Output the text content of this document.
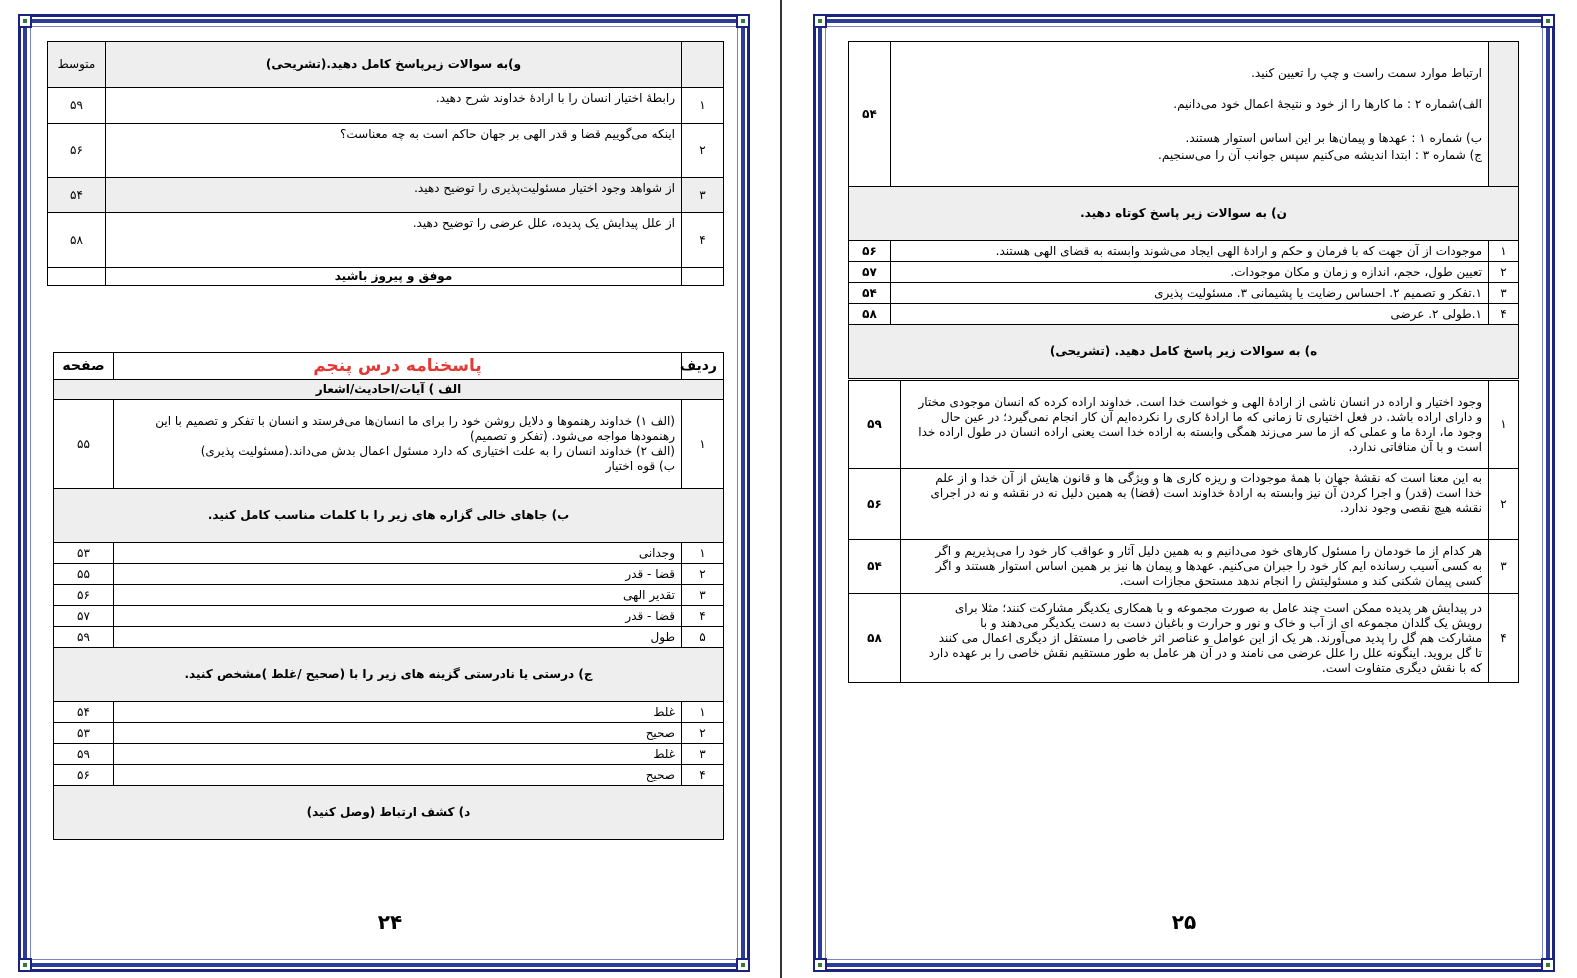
	و)به سوالات زیرپاسخ کامل دهید.(تشریحی)	متوسط
۱	رابطهٔ اختیار انسان را با ارادهٔ خداوند شرح دهید.	۵۹
۲	اینکه می‌گوییم قضا و قدر الهی بر جهان حاکم است به چه معناست؟	۵۶
۳	از شواهد وجود اختیار مسئولیت‌پذیری را توضیح دهید.	۵۴
۴	از علل پیدایش یک پدیده، علل عرضی را توضیح دهید.	۵۸
	موفق و پیروز باشید	
ردیف	پاسخنامه درس پنجم	صفحه
الف ) آیات/احادیث/اشعار		
۱	(الف ۱) خداوند رهنموها و دلایل روشن خود را برای ما انسان‌ها می‌فرستد و انسان با تفکر و تصمیم با این
رهنمودها مواجه می‌شود. (تفکر و تصمیم)
(الف ۲) خداوند انسان را به علت اختیاری که دارد مسئول اعمال بدش می‌داند.(مسئولیت پذیری)
ب) قوه اختیار	۵۵
ب) جاهای خالی گزاره های زیر را با کلمات مناسب کامل کنید.		
۱	وجدانی	۵۳
۲	قضا - قدر	۵۵
۳	تقدیر الهی	۵۶
۴	قضا - قدر	۵۷
۵	طول	۵۹
ج) درستی یا نادرستی گزینه های زیر را با (صحیح /غلط )مشخص کنید.		
۱	غلط	۵۴
۲	صحیح	۵۳
۳	غلط	۵۹
۴	صحیح	۵۶
د) کشف ارتباط (وصل کنید)		
۲۴

	ارتباط موارد سمت راست و چپ را تعیین کنید.
الف)شماره ۲ : ما کارها را از خود و نتیجهٔ اعمال خود می‌دانیم.
ب) شماره ۱ : عهدها و پیمان‌ها بر این اساس استوار هستند.
ج) شماره ۳ : ابتدا اندیشه می‌کنیم سپس جوانب آن را می‌سنجیم.	۵۴
ن) به سوالات زیر پاسخ کوتاه دهید.		
۱	موجودات از آن جهت که با فرمان و حکم و ارادهٔ الهی ایجاد می‌شوند وابسته به قضای الهی هستند.	۵۶
۲	تعیین طول، حجم، اندازه و زمان و مکان موجودات.	۵۷
۳	۱.تفکر و تصمیم ۲. احساس رضایت یا پشیمانی ۳. مسئولیت پذیری	۵۴
۴	۱.طولی ۲. عرضی	۵۸
ه) به سوالات زیر پاسخ کامل دهید. (تشریحی)		
۱	وجود اختیار و اراده در انسان ناشی از ارادهٔ الهی و خواست خدا است. خداوند اراده کرده که انسان موجودی مختار
و دارای اراده باشد. در فعل اختیاری تا زمانی که ما ارادهٔ کاری را نکرده‌ایم آن کار انجام نمی‌گیرد؛ در عین حال
وجود ما، اردهٔ ما و عملی که از ما سر می‌زند همگی وابسته به اراده خدا است یعنی اراده انسان در طول اراده خدا
است و با آن منافاتی ندارد.	۵۹
۲	به این معنا است که نقشهٔ جهان با همهٔ موجودات و ریزه کاری ها و ویژگی ها و قانون هایش از آن خدا و از علم
خدا است (قدر) و اجرا کردن آن نیز وابسته به ارادهٔ خداوند است (قضا) به همین دلیل نه در نقشه و نه در اجرای
نقشه هیچ نقصی وجود ندارد.	۵۶
۳	هر کدام از ما خودمان را مسئول کارهای خود می‌دانیم و به همین دلیل آثار و عواقب کار خود را می‌پذیریم و اگر
به کسی آسیب رسانده ایم کار خود را جبران می‌کنیم. عهدها و پیمان ها نیز بر همین اساس استوار هستند و اگر
کسی پیمان شکنی کند و مسئولیتش را انجام ندهد مستحق مجازات است.	۵۴
۴	در پیدایش هر پدیده ممکن است چند عامل به صورت مجموعه و با همکاری یکدیگر مشارکت کنند؛ مثلا برای
رویش یک گلدان مجموعه ای از آب و خاک و نور و حرارت و باغبان دست به دست یکدیگر می‌دهند و با
مشارکت هم گل را پدید می‌آورند. هر یک از این عوامل و عناصر اثر خاصی را مستقل از دیگری اعمال می کنند
تا گل بروید. اینگونه علل را علل عرضی می نامند و در آن هر عامل به طور مستقیم نقش خاصی را بر عهده دارد
که با نقش دیگری متفاوت است.	۵۸
۲۵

----

From the data above, show each line that contains "پیدایش".

■ **RESULT OF THE TASK**
۴	از علل پیدایش یک پدیده، علل عرضی را توضیح دهید.	۵۸
۴	در پیدایش هر پدیده ممکن است چند عامل به صورت مجموعه و با همکاری یکدیگر مشارکت کنند؛ مثلا برای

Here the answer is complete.